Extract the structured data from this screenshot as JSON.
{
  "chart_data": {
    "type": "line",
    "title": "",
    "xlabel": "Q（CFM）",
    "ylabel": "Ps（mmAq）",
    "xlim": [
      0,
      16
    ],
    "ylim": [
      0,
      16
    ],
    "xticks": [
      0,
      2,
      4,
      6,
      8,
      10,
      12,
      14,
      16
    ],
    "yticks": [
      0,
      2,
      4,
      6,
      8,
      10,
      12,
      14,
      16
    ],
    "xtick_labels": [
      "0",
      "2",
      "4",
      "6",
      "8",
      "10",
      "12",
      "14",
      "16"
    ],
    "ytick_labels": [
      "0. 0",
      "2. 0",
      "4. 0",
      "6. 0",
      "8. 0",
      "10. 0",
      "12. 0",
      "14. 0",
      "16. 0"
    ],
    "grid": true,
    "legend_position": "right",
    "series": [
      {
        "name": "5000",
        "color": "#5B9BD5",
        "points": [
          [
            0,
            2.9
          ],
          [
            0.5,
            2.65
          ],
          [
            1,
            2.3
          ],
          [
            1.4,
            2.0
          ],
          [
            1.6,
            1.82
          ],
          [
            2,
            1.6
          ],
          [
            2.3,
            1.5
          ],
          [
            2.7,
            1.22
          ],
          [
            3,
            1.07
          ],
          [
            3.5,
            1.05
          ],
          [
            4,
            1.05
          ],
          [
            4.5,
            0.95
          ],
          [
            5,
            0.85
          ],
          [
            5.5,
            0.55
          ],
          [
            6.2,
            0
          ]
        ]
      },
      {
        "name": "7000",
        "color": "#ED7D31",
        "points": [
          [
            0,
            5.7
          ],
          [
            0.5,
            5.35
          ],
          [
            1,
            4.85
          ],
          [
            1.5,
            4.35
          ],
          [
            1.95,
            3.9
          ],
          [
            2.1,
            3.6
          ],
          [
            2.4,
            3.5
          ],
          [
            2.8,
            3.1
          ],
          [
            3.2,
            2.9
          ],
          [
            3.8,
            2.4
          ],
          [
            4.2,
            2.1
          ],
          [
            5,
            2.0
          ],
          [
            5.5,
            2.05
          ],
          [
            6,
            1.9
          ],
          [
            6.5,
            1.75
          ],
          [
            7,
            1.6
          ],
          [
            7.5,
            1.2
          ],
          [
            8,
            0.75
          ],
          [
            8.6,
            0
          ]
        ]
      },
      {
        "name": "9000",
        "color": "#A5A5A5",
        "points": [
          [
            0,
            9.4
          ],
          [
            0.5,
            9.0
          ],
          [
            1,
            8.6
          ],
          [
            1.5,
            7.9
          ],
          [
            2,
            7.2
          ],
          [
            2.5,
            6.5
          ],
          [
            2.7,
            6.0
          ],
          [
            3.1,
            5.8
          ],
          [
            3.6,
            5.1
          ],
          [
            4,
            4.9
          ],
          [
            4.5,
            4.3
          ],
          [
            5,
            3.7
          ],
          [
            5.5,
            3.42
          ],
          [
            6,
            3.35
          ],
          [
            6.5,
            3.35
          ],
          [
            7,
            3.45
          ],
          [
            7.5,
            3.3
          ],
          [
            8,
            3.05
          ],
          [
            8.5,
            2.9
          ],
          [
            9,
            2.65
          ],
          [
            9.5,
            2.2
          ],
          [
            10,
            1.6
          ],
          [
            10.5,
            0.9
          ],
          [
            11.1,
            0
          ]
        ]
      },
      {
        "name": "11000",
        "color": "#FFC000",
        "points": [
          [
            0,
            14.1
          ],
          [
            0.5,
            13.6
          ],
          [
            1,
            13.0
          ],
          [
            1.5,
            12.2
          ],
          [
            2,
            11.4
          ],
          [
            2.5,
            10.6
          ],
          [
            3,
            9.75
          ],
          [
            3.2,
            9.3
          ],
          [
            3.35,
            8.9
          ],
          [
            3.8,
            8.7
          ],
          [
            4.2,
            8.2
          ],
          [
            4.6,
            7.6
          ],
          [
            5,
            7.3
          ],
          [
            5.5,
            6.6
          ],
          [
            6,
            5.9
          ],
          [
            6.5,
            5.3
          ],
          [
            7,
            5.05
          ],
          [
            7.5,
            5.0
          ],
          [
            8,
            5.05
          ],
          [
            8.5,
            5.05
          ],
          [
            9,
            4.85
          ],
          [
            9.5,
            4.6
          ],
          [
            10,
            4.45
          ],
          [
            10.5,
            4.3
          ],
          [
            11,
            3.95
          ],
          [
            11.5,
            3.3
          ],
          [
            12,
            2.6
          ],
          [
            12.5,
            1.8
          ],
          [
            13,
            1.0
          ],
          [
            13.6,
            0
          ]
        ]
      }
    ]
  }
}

▶ Instruction
Report all lines of the material that contain the word "color".

▶ Answer to this exercise
        "color": "#5B9BD5",
        "color": "#ED7D31",
        "color": "#A5A5A5",
        "color": "#FFC000",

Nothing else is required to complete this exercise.